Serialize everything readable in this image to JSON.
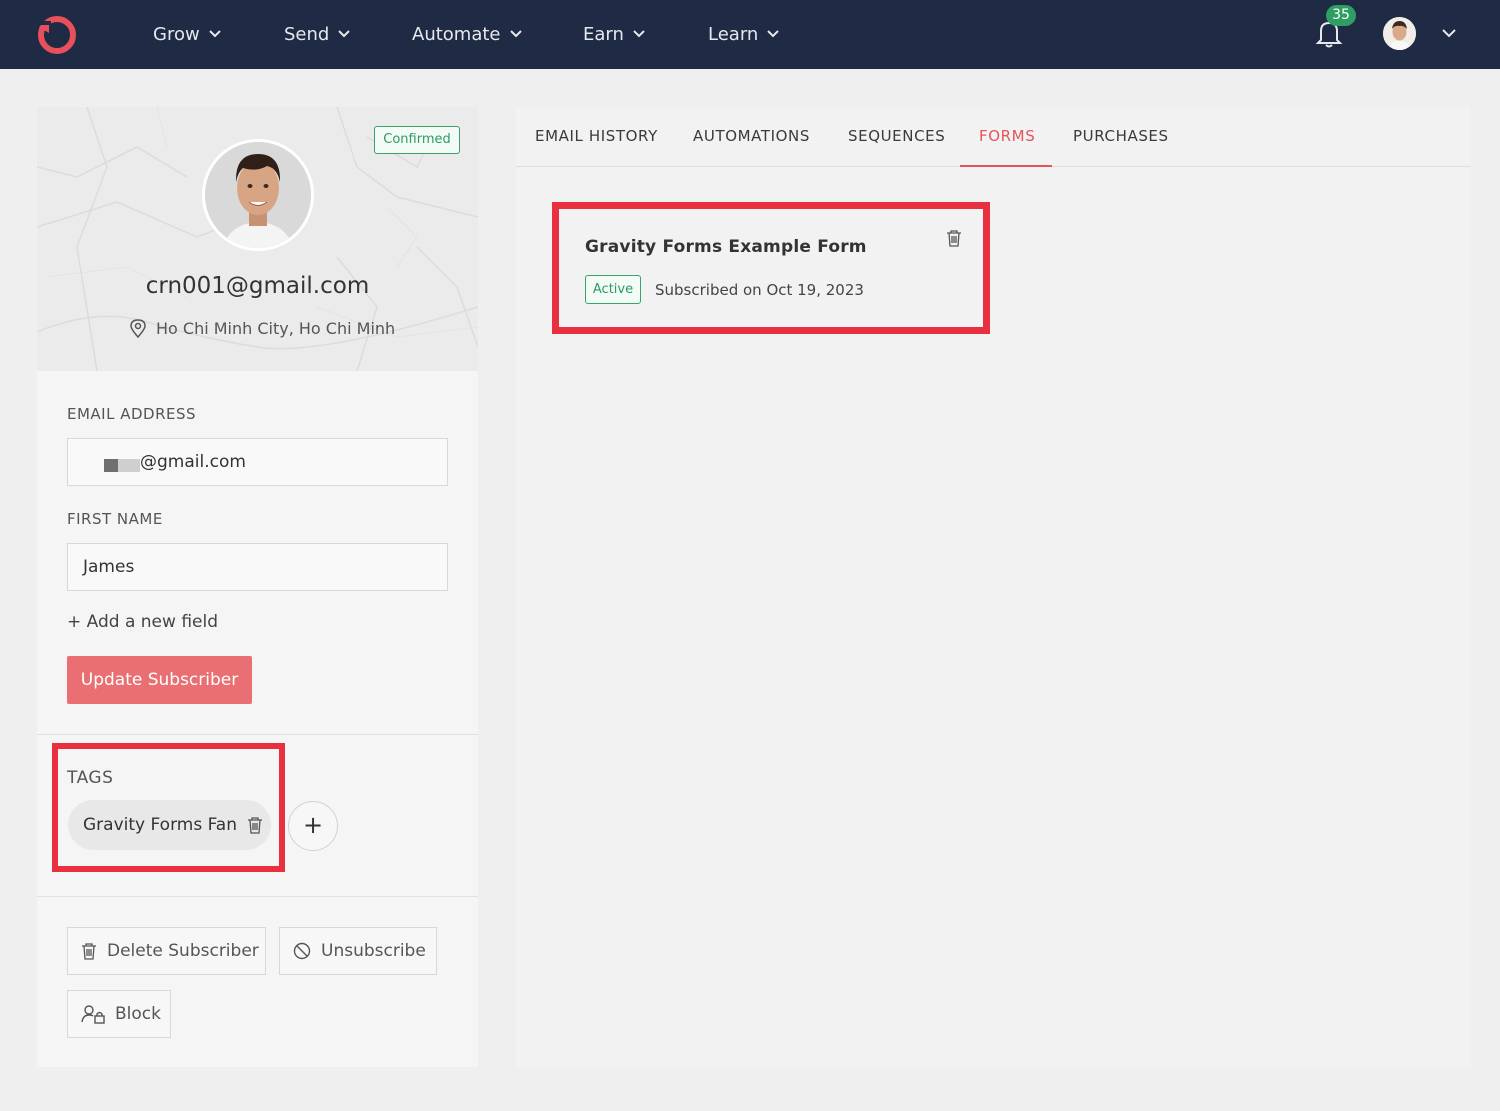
{
  "nav": {
    "items": [
      {
        "label": "Grow"
      },
      {
        "label": "Send"
      },
      {
        "label": "Automate"
      },
      {
        "label": "Earn"
      },
      {
        "label": "Learn"
      }
    ],
    "notification_count": "35",
    "brand_color": "#e8505b",
    "bg_color": "#1f2a44"
  },
  "profile": {
    "status_badge": "Confirmed",
    "email": "crn001@gmail.com",
    "location": "Ho Chi Minh City, Ho Chi Minh"
  },
  "fields": {
    "email_label": "EMAIL ADDRESS",
    "email_value": "@gmail.com",
    "first_name_label": "FIRST NAME",
    "first_name_value": "James",
    "add_field_label": "+ Add a new field",
    "update_button": "Update Subscriber"
  },
  "tags": {
    "heading": "TAGS",
    "items": [
      {
        "label": "Gravity Forms Fan"
      }
    ],
    "add_label": "+"
  },
  "actions": {
    "delete": "Delete Subscriber",
    "unsubscribe": "Unsubscribe",
    "block": "Block"
  },
  "tabs": [
    {
      "label": "EMAIL HISTORY",
      "active": false
    },
    {
      "label": "AUTOMATIONS",
      "active": false
    },
    {
      "label": "SEQUENCES",
      "active": false
    },
    {
      "label": "FORMS",
      "active": true
    },
    {
      "label": "PURCHASES",
      "active": false
    }
  ],
  "forms": [
    {
      "title": "Gravity Forms Example Form",
      "status": "Active",
      "subscribed": "Subscribed on Oct 19, 2023"
    }
  ],
  "colors": {
    "accent": "#e5535b",
    "success": "#2f9a62",
    "highlight": "#e8303f"
  }
}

• _Your objective_:
Transcribe every record above exactly, leaving out the pictures.

• _Expected answer_:
Serialize everything readable in this image to JSON.
{
  "nav": {
    "items": [
      {
        "label": "Grow"
      },
      {
        "label": "Send"
      },
      {
        "label": "Automate"
      },
      {
        "label": "Earn"
      },
      {
        "label": "Learn"
      }
    ],
    "notification_count": "35",
    "brand_color": "#e8505b",
    "bg_color": "#1f2a44"
  },
  "profile": {
    "status_badge": "Confirmed",
    "email": "crn001@gmail.com",
    "location": "Ho Chi Minh City, Ho Chi Minh"
  },
  "fields": {
    "email_label": "EMAIL ADDRESS",
    "email_value": "@gmail.com",
    "first_name_label": "FIRST NAME",
    "first_name_value": "James",
    "add_field_label": "+ Add a new field",
    "update_button": "Update Subscriber"
  },
  "tags": {
    "heading": "TAGS",
    "items": [
      {
        "label": "Gravity Forms Fan"
      }
    ],
    "add_label": "+"
  },
  "actions": {
    "delete": "Delete Subscriber",
    "unsubscribe": "Unsubscribe",
    "block": "Block"
  },
  "tabs": [
    {
      "label": "EMAIL HISTORY",
      "active": false
    },
    {
      "label": "AUTOMATIONS",
      "active": false
    },
    {
      "label": "SEQUENCES",
      "active": false
    },
    {
      "label": "FORMS",
      "active": true
    },
    {
      "label": "PURCHASES",
      "active": false
    }
  ],
  "forms": [
    {
      "title": "Gravity Forms Example Form",
      "status": "Active",
      "subscribed": "Subscribed on Oct 19, 2023"
    }
  ],
  "colors": {
    "accent": "#e5535b",
    "success": "#2f9a62",
    "highlight": "#e8303f"
  }
}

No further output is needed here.